[EXERCISE]
The lines to extract begin at the one containing "Read all visible" and run to the end of the listing; set them down exactly and alone.
####
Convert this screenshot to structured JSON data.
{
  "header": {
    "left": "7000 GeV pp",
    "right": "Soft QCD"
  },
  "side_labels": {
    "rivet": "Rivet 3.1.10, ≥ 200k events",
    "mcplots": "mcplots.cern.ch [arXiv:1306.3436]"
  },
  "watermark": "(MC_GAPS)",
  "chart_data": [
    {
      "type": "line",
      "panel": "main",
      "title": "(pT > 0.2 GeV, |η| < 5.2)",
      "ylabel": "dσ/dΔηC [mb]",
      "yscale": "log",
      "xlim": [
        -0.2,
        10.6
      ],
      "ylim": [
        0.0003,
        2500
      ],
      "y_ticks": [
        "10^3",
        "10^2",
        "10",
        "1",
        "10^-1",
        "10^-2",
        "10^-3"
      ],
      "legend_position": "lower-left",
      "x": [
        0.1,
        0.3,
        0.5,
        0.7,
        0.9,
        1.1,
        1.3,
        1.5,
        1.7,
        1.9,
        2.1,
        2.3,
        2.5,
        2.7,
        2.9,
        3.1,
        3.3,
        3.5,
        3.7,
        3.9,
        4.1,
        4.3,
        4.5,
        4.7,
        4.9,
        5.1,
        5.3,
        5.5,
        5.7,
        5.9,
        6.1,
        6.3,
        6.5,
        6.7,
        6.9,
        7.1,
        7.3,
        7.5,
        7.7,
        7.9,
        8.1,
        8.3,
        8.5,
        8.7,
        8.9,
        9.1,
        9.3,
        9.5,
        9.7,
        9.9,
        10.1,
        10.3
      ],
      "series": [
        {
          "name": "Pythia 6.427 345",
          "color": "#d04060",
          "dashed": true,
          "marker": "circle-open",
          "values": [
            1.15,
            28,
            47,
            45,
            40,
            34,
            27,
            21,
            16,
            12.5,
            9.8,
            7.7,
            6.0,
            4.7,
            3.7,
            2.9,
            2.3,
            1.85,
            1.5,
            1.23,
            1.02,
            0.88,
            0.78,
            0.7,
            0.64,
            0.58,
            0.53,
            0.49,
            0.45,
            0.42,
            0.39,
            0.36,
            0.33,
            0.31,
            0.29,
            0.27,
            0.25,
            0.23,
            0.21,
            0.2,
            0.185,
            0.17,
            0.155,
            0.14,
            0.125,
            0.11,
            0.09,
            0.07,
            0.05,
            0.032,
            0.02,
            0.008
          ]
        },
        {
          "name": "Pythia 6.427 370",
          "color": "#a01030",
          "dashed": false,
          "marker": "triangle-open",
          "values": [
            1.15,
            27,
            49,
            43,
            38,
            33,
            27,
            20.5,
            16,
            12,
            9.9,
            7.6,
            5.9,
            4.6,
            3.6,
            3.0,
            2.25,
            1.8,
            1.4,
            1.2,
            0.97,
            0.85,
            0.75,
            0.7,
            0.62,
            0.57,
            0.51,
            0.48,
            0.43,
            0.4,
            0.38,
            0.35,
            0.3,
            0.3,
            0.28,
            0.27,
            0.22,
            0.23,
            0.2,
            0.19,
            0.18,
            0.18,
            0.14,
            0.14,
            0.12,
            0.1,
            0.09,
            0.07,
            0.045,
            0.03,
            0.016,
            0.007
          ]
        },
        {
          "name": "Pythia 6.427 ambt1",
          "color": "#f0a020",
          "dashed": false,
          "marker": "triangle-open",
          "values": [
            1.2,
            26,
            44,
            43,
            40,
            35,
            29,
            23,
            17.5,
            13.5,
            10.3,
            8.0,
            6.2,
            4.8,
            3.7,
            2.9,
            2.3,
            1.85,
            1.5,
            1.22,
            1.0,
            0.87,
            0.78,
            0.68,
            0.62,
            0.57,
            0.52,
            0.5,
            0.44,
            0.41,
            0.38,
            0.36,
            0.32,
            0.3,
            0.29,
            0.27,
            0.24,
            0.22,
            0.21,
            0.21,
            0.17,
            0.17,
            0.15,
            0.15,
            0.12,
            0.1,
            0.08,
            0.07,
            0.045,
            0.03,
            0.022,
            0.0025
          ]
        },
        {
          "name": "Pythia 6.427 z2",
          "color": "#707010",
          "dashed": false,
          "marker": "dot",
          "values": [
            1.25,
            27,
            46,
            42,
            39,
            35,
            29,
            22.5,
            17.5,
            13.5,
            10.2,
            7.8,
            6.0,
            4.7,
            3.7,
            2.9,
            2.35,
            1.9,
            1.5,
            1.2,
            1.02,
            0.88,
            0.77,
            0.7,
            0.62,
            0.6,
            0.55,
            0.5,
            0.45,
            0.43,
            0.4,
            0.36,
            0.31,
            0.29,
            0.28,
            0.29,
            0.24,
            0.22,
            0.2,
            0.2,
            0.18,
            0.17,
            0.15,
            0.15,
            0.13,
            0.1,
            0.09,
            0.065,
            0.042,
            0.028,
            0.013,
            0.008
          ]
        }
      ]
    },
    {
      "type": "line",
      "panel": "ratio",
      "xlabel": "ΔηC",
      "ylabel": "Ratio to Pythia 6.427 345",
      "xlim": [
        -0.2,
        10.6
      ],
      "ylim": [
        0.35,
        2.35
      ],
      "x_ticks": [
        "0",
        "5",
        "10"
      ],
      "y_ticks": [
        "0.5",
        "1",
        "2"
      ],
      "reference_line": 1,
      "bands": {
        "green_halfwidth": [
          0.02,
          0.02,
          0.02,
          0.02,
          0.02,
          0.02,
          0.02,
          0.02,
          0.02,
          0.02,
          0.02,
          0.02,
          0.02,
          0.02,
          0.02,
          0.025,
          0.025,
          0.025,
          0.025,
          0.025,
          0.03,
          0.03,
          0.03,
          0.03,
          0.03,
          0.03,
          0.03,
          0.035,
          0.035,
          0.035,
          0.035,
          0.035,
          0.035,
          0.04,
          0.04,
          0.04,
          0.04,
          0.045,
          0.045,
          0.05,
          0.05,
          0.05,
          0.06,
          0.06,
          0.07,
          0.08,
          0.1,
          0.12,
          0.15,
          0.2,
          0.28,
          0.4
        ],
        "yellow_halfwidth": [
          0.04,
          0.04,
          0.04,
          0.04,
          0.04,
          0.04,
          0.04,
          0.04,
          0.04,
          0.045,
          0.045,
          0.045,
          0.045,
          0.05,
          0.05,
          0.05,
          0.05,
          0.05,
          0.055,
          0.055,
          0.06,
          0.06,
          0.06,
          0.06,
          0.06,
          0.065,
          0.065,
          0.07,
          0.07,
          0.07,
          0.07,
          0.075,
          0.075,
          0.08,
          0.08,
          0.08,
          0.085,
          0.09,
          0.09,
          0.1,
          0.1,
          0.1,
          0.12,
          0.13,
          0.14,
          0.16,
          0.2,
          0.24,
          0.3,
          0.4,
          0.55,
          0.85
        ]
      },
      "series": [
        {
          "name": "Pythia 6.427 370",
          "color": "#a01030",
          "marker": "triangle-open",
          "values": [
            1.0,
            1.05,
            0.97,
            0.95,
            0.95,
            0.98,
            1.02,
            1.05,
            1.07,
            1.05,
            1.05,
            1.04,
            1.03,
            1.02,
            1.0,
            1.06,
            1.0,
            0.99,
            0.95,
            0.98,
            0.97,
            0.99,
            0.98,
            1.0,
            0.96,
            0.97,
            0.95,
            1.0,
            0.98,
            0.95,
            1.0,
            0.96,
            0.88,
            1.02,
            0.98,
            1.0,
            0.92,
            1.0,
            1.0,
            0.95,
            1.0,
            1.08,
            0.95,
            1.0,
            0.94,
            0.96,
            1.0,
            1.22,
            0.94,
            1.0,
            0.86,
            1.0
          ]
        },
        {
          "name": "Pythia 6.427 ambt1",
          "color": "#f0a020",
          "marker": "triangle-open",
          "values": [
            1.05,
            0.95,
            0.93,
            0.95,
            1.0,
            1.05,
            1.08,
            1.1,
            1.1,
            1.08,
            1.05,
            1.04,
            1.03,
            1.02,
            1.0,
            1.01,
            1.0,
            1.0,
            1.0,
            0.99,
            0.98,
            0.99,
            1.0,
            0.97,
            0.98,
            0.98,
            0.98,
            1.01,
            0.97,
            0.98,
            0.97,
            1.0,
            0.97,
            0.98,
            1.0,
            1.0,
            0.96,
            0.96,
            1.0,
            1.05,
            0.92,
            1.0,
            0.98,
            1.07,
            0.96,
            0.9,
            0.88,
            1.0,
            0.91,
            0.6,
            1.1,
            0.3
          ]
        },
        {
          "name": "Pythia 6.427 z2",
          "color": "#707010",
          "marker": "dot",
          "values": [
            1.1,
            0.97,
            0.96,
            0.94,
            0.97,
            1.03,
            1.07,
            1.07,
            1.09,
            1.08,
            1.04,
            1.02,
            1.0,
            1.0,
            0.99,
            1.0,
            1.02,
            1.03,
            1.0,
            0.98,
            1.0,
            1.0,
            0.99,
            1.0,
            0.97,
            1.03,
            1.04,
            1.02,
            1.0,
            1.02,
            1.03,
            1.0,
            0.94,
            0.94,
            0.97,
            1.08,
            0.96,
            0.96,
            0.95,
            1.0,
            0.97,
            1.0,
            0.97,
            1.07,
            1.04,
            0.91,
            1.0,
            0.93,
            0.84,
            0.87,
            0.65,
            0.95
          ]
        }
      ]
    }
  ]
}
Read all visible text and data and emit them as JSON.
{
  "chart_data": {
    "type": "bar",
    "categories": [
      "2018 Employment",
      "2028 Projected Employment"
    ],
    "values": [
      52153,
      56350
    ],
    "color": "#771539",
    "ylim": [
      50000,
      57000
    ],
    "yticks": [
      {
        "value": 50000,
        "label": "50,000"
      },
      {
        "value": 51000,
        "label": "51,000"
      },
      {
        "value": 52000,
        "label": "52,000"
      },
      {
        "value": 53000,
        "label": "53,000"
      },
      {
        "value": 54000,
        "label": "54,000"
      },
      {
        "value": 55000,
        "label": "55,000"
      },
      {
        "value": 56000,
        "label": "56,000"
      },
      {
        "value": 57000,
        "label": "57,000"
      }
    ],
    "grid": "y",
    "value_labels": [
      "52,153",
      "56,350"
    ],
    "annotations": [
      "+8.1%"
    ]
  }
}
####
[EXERCISE ANSWER]
Read all visible text and data and emit them as JSON.
{
  "chart_data": {
    "type": "bar",
    "categories": [
      "2018 Employment",
      "2028 Projected Employment"
    ],
    "values": [
      52153,
      56350
    ],
    "color": "#771539",
    "ylim": [
      50000,
      57000
    ],
    "yticks": [
      {
        "value": 50000,
        "label": "50,000"
      },
      {
        "value": 51000,
        "label": "51,000"
      },
      {
        "value": 52000,
        "label": "52,000"
      },
      {
        "value": 53000,
        "label": "53,000"
      },
      {
        "value": 54000,
        "label": "54,000"
      },
      {
        "value": 55000,
        "label": "55,000"
      },
      {
        "value": 56000,
        "label": "56,000"
      },
      {
        "value": 57000,
        "label": "57,000"
      }
    ],
    "grid": "y",
    "value_labels": [
      "52,153",
      "56,350"
    ],
    "annotations": [
      "+8.1%"
    ]
  }
}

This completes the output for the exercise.